• [SUPPLIED MATERIAL]
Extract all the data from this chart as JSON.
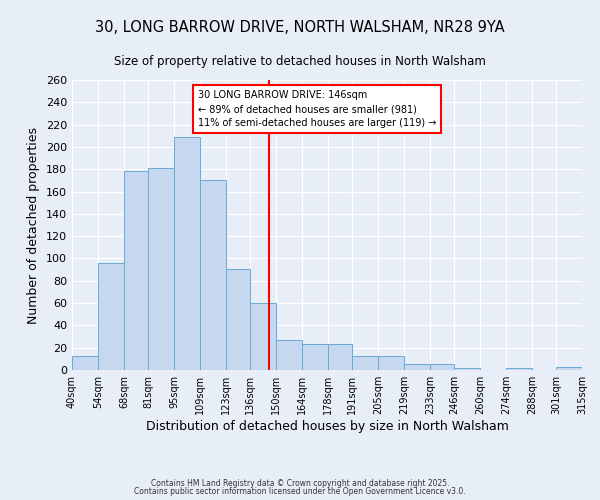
{
  "title": "30, LONG BARROW DRIVE, NORTH WALSHAM, NR28 9YA",
  "subtitle": "Size of property relative to detached houses in North Walsham",
  "xlabel": "Distribution of detached houses by size in North Walsham",
  "ylabel": "Number of detached properties",
  "bar_edges": [
    40,
    54,
    68,
    81,
    95,
    109,
    123,
    136,
    150,
    164,
    178,
    191,
    205,
    219,
    233,
    246,
    260,
    274,
    288,
    301,
    315
  ],
  "bar_heights": [
    13,
    96,
    178,
    181,
    209,
    170,
    91,
    60,
    27,
    23,
    23,
    13,
    13,
    5,
    5,
    2,
    0,
    2,
    0,
    3
  ],
  "bar_color": "#c5d8f0",
  "bar_edgecolor": "#6aaad4",
  "vline_x": 146,
  "vline_color": "red",
  "annotation_title": "30 LONG BARROW DRIVE: 146sqm",
  "annotation_line2": "← 89% of detached houses are smaller (981)",
  "annotation_line3": "11% of semi-detached houses are larger (119) →",
  "annotation_box_edgecolor": "red",
  "ylim": [
    0,
    260
  ],
  "yticks": [
    0,
    20,
    40,
    60,
    80,
    100,
    120,
    140,
    160,
    180,
    200,
    220,
    240,
    260
  ],
  "tick_labels": [
    "40sqm",
    "54sqm",
    "68sqm",
    "81sqm",
    "95sqm",
    "109sqm",
    "123sqm",
    "136sqm",
    "150sqm",
    "164sqm",
    "178sqm",
    "191sqm",
    "205sqm",
    "219sqm",
    "233sqm",
    "246sqm",
    "260sqm",
    "274sqm",
    "288sqm",
    "301sqm",
    "315sqm"
  ],
  "footer1": "Contains HM Land Registry data © Crown copyright and database right 2025.",
  "footer2": "Contains public sector information licensed under the Open Government Licence v3.0.",
  "background_color": "#e8eef8",
  "grid_color": "#ffffff"
}
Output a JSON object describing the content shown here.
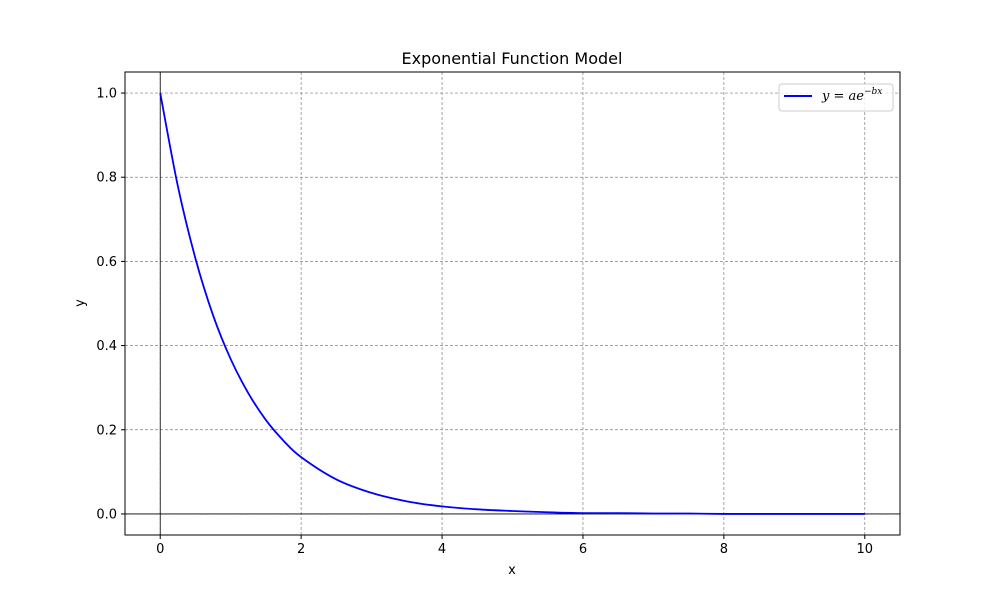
{
  "chart_data": {
    "type": "line",
    "title": "Exponential Function Model",
    "xlabel": "x",
    "ylabel": "y",
    "xlim": [
      -0.5,
      10.5
    ],
    "ylim": [
      -0.05,
      1.05
    ],
    "xticks": [
      0,
      2,
      4,
      6,
      8,
      10
    ],
    "yticks": [
      0.0,
      0.2,
      0.4,
      0.6,
      0.8,
      1.0
    ],
    "xtick_labels": [
      "0",
      "2",
      "4",
      "6",
      "8",
      "10"
    ],
    "ytick_labels": [
      "0.0",
      "0.2",
      "0.4",
      "0.6",
      "0.8",
      "1.0"
    ],
    "grid": true,
    "reference_lines": {
      "x": 0,
      "y": 0
    },
    "legend": {
      "position": "top-right"
    },
    "series": [
      {
        "name": "y = ae^{-bx}",
        "color": "#0000ff",
        "x": [
          0,
          0.25,
          0.5,
          0.75,
          1,
          1.25,
          1.5,
          1.75,
          2,
          2.5,
          3,
          3.5,
          4,
          4.5,
          5,
          5.5,
          6,
          6.5,
          7,
          7.5,
          8,
          8.5,
          9,
          9.5,
          10
        ],
        "y": [
          1.0,
          0.779,
          0.607,
          0.472,
          0.368,
          0.287,
          0.223,
          0.174,
          0.135,
          0.082,
          0.05,
          0.03,
          0.018,
          0.011,
          0.007,
          0.004,
          0.002,
          0.002,
          0.001,
          0.001,
          0.0,
          0.0,
          0.0,
          0.0,
          0.0
        ]
      }
    ]
  }
}
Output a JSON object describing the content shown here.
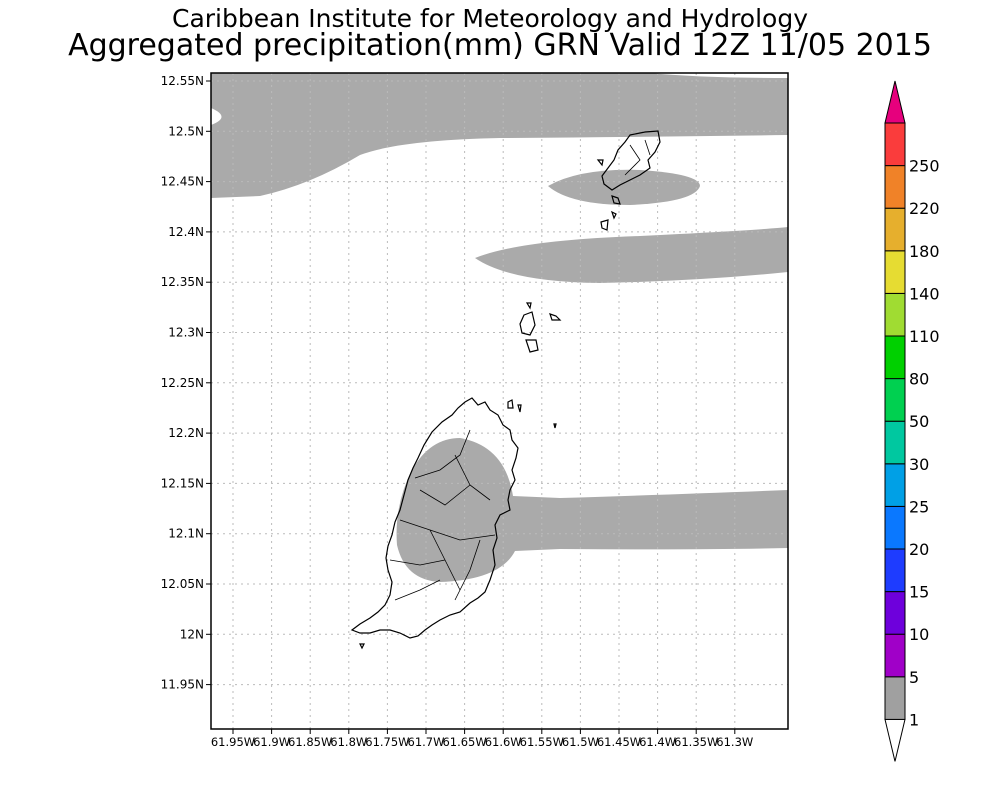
{
  "header": {
    "title_line1": "Caribbean Institute for Meteorology and Hydrology",
    "title_line2": "Aggregated precipitation(mm) GRN Valid 12Z 11/05 2015"
  },
  "axes": {
    "y_labels": [
      "12.55N",
      "12.5N",
      "12.45N",
      "12.4N",
      "12.35N",
      "12.3N",
      "12.25N",
      "12.2N",
      "12.15N",
      "12.1N",
      "12.05N",
      "12N",
      "11.95N"
    ],
    "x_labels": [
      "61.95W",
      "61.9W",
      "61.85W",
      "61.8W",
      "61.75W",
      "61.7W",
      "61.65W",
      "61.6W",
      "61.55W",
      "61.5W",
      "61.45W",
      "61.4W",
      "61.35W",
      "61.3W"
    ]
  },
  "colorbar": {
    "labels": [
      "1",
      "5",
      "10",
      "15",
      "20",
      "25",
      "30",
      "50",
      "80",
      "110",
      "140",
      "180",
      "220",
      "250"
    ],
    "colors": [
      "#a0a0a0",
      "#a000c8",
      "#6e00dc",
      "#1e3cff",
      "#0a78ff",
      "#00a0e6",
      "#00c8a0",
      "#00d050",
      "#00d000",
      "#a0dc32",
      "#e6dc32",
      "#e6af2d",
      "#f08228",
      "#fa3c3c",
      "#e6007d"
    ]
  },
  "precip_color": "#aaaaaa"
}
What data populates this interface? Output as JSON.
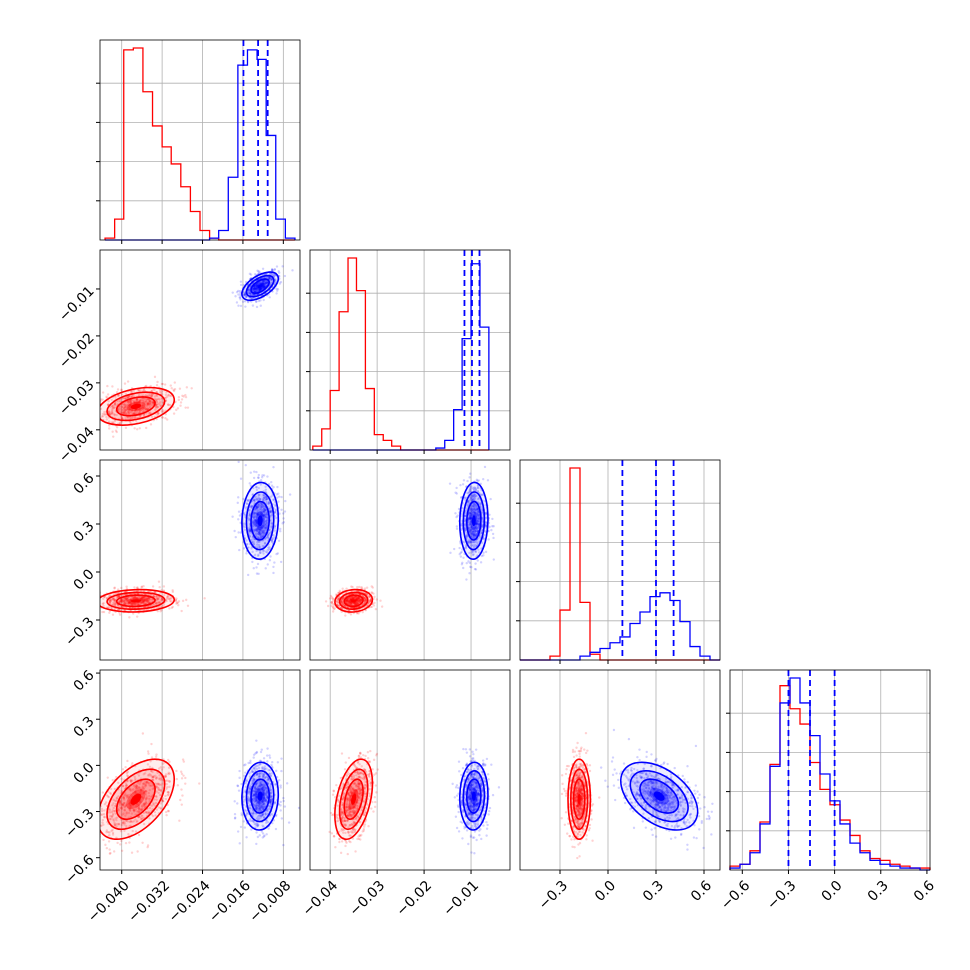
{
  "chart_data": {
    "type": "corner",
    "parameters": [
      {
        "lim": [
          -0.0443,
          -0.0047
        ],
        "ticks": [
          -0.04,
          -0.032,
          -0.024,
          -0.016,
          -0.008
        ],
        "tick_labels": [
          "−0.040",
          "−0.032",
          "−0.024",
          "−0.016",
          "−0.008"
        ]
      },
      {
        "lim": [
          -0.0443,
          -0.0017
        ],
        "ticks": [
          -0.04,
          -0.03,
          -0.02,
          -0.01
        ],
        "tick_labels": [
          "−0.04",
          "−0.03",
          "−0.02",
          "−0.01"
        ]
      },
      {
        "lim": [
          -0.55,
          0.7
        ],
        "ticks": [
          -0.3,
          0.0,
          0.3,
          0.6
        ],
        "tick_labels": [
          "−0.3",
          "0.0",
          "0.3",
          "0.6"
        ]
      },
      {
        "lim": [
          -0.68,
          0.62
        ],
        "ticks": [
          -0.6,
          -0.3,
          0.0,
          0.3,
          0.6
        ],
        "tick_labels": [
          "−0.6",
          "−0.3",
          "0.0",
          "0.3",
          "0.6"
        ]
      }
    ],
    "series": [
      {
        "color": "#ff0000",
        "quantile_lines": false,
        "histograms": [
          {
            "edges": [
              -0.0433,
              -0.0414,
              -0.0396,
              -0.0377,
              -0.0358,
              -0.0339,
              -0.032,
              -0.0302,
              -0.0283,
              -0.0264,
              -0.0245,
              -0.0226,
              -0.0208,
              -0.0189,
              -0.017,
              -0.0151,
              -0.0132,
              -0.0114,
              -0.0095,
              -0.0076,
              -0.0057
            ],
            "counts": [
              0.01,
              0.11,
              1.0,
              1.01,
              0.78,
              0.6,
              0.49,
              0.4,
              0.28,
              0.15,
              0.05,
              0.01,
              0,
              0,
              0,
              0,
              0,
              0,
              0,
              0
            ]
          },
          {
            "edges": [
              -0.0437,
              -0.0418,
              -0.04,
              -0.0381,
              -0.0362,
              -0.0344,
              -0.0325,
              -0.0306,
              -0.0287,
              -0.0269,
              -0.025,
              -0.0231,
              -0.0212,
              -0.0194,
              -0.0175,
              -0.0156,
              -0.0137,
              -0.0119,
              -0.01,
              -0.0081,
              -0.0062
            ],
            "counts": [
              0.02,
              0.11,
              0.31,
              0.72,
              1.0,
              0.83,
              0.32,
              0.08,
              0.05,
              0.02,
              0,
              0,
              0,
              0,
              0,
              0,
              0,
              0,
              0,
              0
            ]
          },
          {
            "edges": [
              -0.55,
              -0.4875,
              -0.425,
              -0.3625,
              -0.3,
              -0.2375,
              -0.175,
              -0.1125,
              -0.05,
              0.0125,
              0.075,
              0.1375,
              0.2,
              0.2625,
              0.325,
              0.3875,
              0.45,
              0.5125,
              0.575,
              0.6375,
              0.7
            ],
            "counts": [
              0,
              0,
              0,
              0.02,
              0.26,
              1.0,
              0.3,
              0.03,
              0,
              0,
              0,
              0,
              0,
              0,
              0,
              0,
              0,
              0,
              0,
              0
            ]
          },
          {
            "edges": [
              -0.68,
              -0.615,
              -0.55,
              -0.485,
              -0.42,
              -0.355,
              -0.29,
              -0.225,
              -0.16,
              -0.095,
              -0.03,
              0.035,
              0.1,
              0.165,
              0.23,
              0.295,
              0.36,
              0.425,
              0.49,
              0.555,
              0.62
            ],
            "counts": [
              0.02,
              0.03,
              0.1,
              0.25,
              0.55,
              0.96,
              0.84,
              0.76,
              0.56,
              0.42,
              0.34,
              0.26,
              0.18,
              0.1,
              0.06,
              0.05,
              0.03,
              0.02,
              0.01,
              0.01
            ]
          }
        ],
        "mean": [
          -0.0372,
          -0.035,
          -0.18,
          -0.22
        ],
        "std": [
          0.0038,
          0.002,
          0.035,
          0.13
        ],
        "correlation": [
          [
            1.0,
            0.35,
            0.1,
            0.5
          ],
          [
            0.35,
            1.0,
            0.1,
            0.4
          ],
          [
            0.1,
            0.1,
            1.0,
            0.0
          ],
          [
            0.5,
            0.4,
            0.0,
            1.0
          ]
        ]
      },
      {
        "color": "#0000ff",
        "quantile_lines": true,
        "histograms": [
          {
            "edges": [
              -0.0433,
              -0.0414,
              -0.0396,
              -0.0377,
              -0.0358,
              -0.0339,
              -0.032,
              -0.0302,
              -0.0283,
              -0.0264,
              -0.0245,
              -0.0226,
              -0.0208,
              -0.0189,
              -0.017,
              -0.0151,
              -0.0132,
              -0.0114,
              -0.0095,
              -0.0076,
              -0.0057
            ],
            "counts": [
              0,
              0,
              0,
              0,
              0,
              0,
              0,
              0,
              0,
              0,
              0,
              0.01,
              0.05,
              0.33,
              0.92,
              1.0,
              0.95,
              0.55,
              0.11,
              0.01
            ]
          },
          {
            "edges": [
              -0.0437,
              -0.0418,
              -0.04,
              -0.0381,
              -0.0362,
              -0.0344,
              -0.0325,
              -0.0306,
              -0.0287,
              -0.0269,
              -0.025,
              -0.0231,
              -0.0212,
              -0.0194,
              -0.0175,
              -0.0156,
              -0.0137,
              -0.0119,
              -0.01,
              -0.0081,
              -0.0062
            ],
            "counts": [
              0,
              0,
              0,
              0,
              0,
              0,
              0,
              0,
              0,
              0,
              0,
              0,
              0,
              0,
              0.01,
              0.05,
              0.21,
              0.58,
              0.97,
              0.64
            ]
          },
          {
            "edges": [
              -0.55,
              -0.4875,
              -0.425,
              -0.3625,
              -0.3,
              -0.2375,
              -0.175,
              -0.1125,
              -0.05,
              0.0125,
              0.075,
              0.1375,
              0.2,
              0.2625,
              0.325,
              0.3875,
              0.45,
              0.5125,
              0.575,
              0.6375,
              0.7
            ],
            "counts": [
              0,
              0,
              0,
              0,
              0,
              0,
              0.02,
              0.04,
              0.06,
              0.09,
              0.12,
              0.19,
              0.25,
              0.33,
              0.35,
              0.31,
              0.2,
              0.07,
              0.02,
              0
            ]
          },
          {
            "edges": [
              -0.68,
              -0.615,
              -0.55,
              -0.485,
              -0.42,
              -0.355,
              -0.29,
              -0.225,
              -0.16,
              -0.095,
              -0.03,
              0.035,
              0.1,
              0.165,
              0.23,
              0.295,
              0.36,
              0.425,
              0.49,
              0.555,
              0.62
            ],
            "counts": [
              0.01,
              0.03,
              0.09,
              0.24,
              0.54,
              0.87,
              1.0,
              0.87,
              0.7,
              0.5,
              0.36,
              0.24,
              0.14,
              0.09,
              0.05,
              0.03,
              0.02,
              0.01,
              0.01,
              0
            ]
          }
        ],
        "quantiles": [
          [
            -0.0159,
            -0.013,
            -0.0111
          ],
          [
            -0.0114,
            -0.0098,
            -0.0082
          ],
          [
            0.09,
            0.3,
            0.41
          ],
          [
            -0.3,
            -0.16,
            0.0
          ]
        ],
        "mean": [
          -0.0126,
          -0.0094,
          0.32,
          -0.2
        ],
        "std": [
          0.0018,
          0.0015,
          0.12,
          0.11
        ],
        "correlation": [
          [
            1.0,
            0.55,
            0.05,
            0.05
          ],
          [
            0.55,
            1.0,
            0.05,
            0.05
          ],
          [
            0.05,
            0.05,
            1.0,
            -0.45
          ],
          [
            0.05,
            0.05,
            -0.45,
            1.0
          ]
        ]
      }
    ],
    "contour_levels_sigma": [
      0.5,
      1.0,
      1.5,
      2.0
    ],
    "grid": true
  }
}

• [GIVEN PROBLEM]
Show every line of the listing in which the string "true" can be found.

• [REPLY TO THE TASK]
    "grid": true,
        "quantile_lines": true,
    "grid": true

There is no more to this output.